---- Provided material
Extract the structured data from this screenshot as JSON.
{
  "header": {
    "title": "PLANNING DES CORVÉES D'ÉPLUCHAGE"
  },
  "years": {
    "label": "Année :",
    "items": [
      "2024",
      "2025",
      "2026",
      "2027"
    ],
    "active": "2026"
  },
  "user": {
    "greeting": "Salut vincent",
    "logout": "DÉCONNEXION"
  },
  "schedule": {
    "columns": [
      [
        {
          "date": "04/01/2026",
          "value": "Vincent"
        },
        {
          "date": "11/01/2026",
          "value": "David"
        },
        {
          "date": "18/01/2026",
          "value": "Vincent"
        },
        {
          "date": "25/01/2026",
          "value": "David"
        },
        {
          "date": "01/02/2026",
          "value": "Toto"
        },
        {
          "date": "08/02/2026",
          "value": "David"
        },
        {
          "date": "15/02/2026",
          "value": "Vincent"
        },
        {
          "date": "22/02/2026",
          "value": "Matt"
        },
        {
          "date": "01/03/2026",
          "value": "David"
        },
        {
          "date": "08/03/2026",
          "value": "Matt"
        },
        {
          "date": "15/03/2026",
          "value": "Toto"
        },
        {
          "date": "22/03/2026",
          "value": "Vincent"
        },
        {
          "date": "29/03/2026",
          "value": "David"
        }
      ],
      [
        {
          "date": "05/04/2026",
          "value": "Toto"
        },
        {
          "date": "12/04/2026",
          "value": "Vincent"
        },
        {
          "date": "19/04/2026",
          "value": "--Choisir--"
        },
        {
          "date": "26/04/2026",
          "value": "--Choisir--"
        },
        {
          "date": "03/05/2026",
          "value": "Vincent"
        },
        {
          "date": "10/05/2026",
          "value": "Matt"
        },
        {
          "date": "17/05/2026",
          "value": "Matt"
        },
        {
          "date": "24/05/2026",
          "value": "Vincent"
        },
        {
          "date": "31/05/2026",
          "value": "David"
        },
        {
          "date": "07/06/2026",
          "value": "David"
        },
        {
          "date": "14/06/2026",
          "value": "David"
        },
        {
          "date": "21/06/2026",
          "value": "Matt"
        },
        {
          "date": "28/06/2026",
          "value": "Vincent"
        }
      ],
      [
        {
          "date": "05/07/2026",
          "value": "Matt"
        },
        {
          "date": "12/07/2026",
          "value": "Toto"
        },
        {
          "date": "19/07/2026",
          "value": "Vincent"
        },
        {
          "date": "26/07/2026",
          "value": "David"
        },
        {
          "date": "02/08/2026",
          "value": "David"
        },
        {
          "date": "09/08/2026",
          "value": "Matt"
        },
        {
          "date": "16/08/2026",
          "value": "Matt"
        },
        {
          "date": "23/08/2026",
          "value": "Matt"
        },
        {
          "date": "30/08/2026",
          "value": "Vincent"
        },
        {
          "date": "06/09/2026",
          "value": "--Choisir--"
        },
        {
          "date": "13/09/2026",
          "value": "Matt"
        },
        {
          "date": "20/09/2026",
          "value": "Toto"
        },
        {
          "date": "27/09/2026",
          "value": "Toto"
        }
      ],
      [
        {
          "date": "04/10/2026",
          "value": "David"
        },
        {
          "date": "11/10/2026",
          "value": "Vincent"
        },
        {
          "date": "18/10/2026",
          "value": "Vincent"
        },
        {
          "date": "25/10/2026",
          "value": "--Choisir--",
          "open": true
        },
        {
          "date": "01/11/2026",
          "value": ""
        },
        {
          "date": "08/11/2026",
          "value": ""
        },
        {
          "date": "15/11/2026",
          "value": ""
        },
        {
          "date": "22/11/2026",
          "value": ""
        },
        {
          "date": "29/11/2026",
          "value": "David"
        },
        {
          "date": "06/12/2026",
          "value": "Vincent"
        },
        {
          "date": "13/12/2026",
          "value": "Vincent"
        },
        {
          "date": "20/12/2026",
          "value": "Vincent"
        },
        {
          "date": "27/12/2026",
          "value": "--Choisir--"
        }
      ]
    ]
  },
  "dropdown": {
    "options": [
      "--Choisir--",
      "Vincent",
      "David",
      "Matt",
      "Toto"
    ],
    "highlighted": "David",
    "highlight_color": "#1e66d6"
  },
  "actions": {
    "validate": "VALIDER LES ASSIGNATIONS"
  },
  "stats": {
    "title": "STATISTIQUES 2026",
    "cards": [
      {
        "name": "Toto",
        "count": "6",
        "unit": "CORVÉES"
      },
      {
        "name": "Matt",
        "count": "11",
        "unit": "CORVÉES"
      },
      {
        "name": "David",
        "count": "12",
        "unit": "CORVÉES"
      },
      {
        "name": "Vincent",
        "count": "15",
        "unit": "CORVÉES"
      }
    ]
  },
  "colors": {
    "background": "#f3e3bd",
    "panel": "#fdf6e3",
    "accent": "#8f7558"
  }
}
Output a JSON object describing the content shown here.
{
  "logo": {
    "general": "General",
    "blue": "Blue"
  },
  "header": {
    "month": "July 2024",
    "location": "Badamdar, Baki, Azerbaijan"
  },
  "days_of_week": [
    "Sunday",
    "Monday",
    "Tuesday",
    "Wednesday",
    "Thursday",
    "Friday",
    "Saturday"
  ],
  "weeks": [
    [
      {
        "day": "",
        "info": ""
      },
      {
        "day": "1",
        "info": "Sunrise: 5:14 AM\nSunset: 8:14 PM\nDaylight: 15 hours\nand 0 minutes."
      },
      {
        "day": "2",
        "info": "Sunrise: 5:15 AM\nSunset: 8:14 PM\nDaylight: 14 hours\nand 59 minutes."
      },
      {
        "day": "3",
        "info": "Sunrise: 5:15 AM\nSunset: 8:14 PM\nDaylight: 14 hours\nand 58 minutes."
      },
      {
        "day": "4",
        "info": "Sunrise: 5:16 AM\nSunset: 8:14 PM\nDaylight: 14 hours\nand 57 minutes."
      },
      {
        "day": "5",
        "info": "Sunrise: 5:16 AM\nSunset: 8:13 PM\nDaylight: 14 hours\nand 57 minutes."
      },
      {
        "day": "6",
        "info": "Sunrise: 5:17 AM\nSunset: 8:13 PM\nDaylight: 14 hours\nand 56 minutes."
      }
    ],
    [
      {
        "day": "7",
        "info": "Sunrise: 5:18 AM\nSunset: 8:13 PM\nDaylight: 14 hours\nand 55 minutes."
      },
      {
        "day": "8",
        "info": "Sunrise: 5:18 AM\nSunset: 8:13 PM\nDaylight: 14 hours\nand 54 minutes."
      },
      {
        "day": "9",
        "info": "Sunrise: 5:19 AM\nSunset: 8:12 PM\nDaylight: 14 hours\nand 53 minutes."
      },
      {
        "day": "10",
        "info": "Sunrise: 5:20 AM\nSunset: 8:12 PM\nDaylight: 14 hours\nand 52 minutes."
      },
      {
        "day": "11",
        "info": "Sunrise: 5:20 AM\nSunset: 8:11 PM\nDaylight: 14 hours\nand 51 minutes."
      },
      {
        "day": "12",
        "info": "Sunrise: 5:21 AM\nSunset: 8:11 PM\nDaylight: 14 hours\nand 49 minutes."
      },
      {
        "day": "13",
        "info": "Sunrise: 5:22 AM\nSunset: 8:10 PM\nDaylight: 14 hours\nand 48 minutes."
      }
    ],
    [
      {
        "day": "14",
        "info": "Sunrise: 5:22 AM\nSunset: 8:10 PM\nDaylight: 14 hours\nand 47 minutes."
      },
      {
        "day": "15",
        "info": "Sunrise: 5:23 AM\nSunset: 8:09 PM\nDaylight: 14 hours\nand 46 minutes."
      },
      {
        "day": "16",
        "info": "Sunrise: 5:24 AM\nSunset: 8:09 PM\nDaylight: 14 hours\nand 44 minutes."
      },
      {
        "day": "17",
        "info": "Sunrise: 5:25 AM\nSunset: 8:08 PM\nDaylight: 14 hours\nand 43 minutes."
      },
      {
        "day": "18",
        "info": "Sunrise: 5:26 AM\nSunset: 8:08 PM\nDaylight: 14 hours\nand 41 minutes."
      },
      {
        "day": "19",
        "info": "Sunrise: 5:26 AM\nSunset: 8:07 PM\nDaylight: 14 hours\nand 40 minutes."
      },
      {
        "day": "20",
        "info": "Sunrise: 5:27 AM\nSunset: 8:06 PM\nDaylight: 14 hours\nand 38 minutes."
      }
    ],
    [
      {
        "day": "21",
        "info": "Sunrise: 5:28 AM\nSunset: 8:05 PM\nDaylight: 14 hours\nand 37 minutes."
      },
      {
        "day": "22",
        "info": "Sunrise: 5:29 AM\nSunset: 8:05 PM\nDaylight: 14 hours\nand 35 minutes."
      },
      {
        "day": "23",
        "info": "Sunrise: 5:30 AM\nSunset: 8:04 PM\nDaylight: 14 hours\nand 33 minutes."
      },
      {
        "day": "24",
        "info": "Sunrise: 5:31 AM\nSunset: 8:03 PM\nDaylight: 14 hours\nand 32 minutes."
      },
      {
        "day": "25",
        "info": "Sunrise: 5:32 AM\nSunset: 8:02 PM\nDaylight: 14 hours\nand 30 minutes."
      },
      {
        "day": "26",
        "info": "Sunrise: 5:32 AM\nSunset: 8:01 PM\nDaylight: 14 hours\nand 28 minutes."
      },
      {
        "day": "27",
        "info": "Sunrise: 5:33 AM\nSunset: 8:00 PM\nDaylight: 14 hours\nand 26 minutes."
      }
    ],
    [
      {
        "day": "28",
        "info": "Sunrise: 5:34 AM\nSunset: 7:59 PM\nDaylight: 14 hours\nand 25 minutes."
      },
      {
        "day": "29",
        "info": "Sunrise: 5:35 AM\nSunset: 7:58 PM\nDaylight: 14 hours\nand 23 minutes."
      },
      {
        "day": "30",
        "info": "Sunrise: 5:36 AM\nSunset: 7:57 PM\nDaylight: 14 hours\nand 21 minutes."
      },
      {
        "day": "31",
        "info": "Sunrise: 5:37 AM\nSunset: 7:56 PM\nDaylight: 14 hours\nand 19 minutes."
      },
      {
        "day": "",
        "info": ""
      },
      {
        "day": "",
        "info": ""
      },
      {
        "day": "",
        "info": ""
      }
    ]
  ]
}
--------
What to produce →
Your answer should be only the number of lines that hold the word "title".

Answer in full →
2